Data entries:

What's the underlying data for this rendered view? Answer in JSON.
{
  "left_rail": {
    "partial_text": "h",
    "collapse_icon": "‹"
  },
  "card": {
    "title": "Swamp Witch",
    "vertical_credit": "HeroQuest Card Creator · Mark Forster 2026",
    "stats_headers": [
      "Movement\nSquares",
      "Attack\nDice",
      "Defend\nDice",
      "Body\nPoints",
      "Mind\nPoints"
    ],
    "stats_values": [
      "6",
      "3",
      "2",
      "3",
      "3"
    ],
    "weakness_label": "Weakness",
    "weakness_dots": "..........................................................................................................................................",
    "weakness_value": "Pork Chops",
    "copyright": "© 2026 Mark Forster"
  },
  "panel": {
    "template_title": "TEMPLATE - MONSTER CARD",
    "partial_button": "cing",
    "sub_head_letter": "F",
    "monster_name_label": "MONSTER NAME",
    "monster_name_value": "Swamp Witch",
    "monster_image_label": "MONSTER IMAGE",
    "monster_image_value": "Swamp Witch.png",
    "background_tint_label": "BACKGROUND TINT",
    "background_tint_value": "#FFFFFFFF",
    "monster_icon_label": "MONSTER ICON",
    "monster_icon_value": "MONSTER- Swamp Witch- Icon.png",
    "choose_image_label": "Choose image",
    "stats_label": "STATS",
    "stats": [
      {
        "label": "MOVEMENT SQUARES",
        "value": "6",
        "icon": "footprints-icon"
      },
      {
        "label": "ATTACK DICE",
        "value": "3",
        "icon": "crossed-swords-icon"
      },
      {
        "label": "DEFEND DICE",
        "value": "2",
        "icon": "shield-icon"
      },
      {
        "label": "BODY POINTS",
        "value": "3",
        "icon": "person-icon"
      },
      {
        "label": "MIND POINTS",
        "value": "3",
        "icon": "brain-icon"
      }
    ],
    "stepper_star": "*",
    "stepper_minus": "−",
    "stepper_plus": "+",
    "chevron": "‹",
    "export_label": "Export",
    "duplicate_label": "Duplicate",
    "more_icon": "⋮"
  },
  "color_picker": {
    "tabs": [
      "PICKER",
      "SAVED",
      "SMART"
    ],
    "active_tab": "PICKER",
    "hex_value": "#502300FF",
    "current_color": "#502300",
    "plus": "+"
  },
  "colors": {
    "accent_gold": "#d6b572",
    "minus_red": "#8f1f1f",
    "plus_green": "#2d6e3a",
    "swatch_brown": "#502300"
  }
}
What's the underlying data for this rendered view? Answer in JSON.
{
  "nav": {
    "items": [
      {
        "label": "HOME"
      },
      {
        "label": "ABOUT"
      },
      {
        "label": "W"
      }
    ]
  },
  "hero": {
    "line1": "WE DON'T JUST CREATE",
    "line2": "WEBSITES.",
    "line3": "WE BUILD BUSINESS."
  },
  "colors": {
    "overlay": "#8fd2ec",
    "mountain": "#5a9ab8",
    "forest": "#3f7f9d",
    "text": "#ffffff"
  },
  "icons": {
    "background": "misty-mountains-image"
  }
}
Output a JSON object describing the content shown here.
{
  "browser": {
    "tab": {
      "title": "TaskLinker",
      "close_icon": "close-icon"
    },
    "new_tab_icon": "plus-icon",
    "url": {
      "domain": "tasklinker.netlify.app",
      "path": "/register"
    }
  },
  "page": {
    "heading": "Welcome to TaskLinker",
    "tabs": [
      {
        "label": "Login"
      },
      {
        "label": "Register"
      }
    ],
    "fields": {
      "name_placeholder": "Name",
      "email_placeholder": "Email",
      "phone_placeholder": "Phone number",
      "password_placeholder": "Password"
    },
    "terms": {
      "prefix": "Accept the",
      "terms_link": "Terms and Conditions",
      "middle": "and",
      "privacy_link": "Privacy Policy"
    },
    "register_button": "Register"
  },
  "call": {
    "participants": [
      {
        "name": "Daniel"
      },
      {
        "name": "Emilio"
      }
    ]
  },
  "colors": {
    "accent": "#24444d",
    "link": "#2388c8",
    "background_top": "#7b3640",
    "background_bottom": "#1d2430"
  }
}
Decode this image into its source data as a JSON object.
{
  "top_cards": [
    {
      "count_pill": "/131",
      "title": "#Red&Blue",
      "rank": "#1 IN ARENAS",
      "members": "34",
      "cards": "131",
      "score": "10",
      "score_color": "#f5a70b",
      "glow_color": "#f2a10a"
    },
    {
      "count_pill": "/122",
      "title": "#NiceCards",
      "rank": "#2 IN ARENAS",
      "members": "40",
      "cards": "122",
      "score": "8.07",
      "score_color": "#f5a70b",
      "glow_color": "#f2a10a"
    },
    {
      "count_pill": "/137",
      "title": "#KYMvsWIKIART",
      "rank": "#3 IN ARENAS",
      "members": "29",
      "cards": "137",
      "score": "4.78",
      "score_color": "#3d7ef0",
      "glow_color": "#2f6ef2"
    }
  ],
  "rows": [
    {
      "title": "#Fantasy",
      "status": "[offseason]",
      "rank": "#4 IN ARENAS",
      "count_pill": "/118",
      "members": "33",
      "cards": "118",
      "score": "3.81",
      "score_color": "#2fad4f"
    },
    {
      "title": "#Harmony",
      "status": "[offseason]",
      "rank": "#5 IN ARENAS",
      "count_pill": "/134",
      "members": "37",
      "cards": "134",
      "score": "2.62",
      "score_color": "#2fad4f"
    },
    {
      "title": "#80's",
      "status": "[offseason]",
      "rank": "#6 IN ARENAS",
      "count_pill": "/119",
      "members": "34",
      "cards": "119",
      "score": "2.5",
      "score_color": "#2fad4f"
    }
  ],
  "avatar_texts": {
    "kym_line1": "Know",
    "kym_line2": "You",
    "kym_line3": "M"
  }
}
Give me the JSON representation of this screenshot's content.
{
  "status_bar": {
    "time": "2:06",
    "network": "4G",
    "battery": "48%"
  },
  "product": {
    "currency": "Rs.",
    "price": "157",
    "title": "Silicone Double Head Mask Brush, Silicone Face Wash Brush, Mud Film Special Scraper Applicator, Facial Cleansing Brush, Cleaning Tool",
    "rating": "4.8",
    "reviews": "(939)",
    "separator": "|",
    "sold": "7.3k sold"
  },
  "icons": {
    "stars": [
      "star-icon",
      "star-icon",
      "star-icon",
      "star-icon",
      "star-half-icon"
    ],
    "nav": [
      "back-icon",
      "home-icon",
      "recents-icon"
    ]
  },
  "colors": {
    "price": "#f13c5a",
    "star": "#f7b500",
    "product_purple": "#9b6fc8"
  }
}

The request:
Pull every line containing "JSON" out of the data above.

Exercise result:
What's the underlying data for this rendered view? Answer in JSON.
What's the underlying data for this rendered view? Answer in JSON.
Output a JSON object describing the content shown here.
Decode this image into its source data as a JSON object.
Give me the JSON representation of this screenshot's content.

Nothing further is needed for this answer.